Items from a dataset
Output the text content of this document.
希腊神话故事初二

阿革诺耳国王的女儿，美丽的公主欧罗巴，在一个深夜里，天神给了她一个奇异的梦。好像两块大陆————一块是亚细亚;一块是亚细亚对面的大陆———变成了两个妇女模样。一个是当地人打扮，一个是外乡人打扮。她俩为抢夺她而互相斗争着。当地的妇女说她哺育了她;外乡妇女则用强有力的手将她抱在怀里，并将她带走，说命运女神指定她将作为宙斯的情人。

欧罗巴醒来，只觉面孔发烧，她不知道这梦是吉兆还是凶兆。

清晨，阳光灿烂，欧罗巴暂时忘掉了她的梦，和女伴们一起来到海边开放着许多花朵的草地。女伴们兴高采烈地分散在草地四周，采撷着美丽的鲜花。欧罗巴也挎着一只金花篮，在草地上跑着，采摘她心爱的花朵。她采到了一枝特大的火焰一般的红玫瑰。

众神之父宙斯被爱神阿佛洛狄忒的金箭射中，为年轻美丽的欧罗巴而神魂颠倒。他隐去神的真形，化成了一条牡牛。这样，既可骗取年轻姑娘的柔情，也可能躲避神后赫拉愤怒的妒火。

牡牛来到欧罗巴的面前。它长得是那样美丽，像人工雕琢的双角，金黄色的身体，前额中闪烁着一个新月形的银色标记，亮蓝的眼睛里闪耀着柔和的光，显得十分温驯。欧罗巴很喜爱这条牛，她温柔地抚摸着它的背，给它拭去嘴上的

To be done: Copy the material above back out, exactly as written.

Right answer:
Output the text content of this document.
希腊神话故事初二

阿革诺耳国王的女儿，美丽的公主欧罗巴，在一个深夜里，天神给了她一个奇异的梦。好像两块大陆————一块是亚细亚;一块是亚细亚对面的大陆———变成了两个妇女模样。一个是当地人打扮，一个是外乡人打扮。她俩为抢夺她而互相斗争着。当地的妇女说她哺育了她;外乡妇女则用强有力的手将她抱在怀里，并将她带走，说命运女神指定她将作为宙斯的情人。

欧罗巴醒来，只觉面孔发烧，她不知道这梦是吉兆还是凶兆。

清晨，阳光灿烂，欧罗巴暂时忘掉了她的梦，和女伴们一起来到海边开放着许多花朵的草地。女伴们兴高采烈地分散在草地四周，采撷着美丽的鲜花。欧罗巴也挎着一只金花篮，在草地上跑着，采摘她心爱的花朵。她采到了一枝特大的火焰一般的红玫瑰。

众神之父宙斯被爱神阿佛洛狄忒的金箭射中，为年轻美丽的欧罗巴而神魂颠倒。他隐去神的真形，化成了一条牡牛。这样，既可骗取年轻姑娘的柔情，也可能躲避神后赫拉愤怒的妒火。

牡牛来到欧罗巴的面前。它长得是那样美丽，像人工雕琢的双角，金黄色的身体，前额中闪烁着一个新月形的银色标记，亮蓝的眼睛里闪耀着柔和的光，显得十分温驯。欧罗巴很喜爱这条牛，她温柔地抚摸着它的背，给它拭去嘴上的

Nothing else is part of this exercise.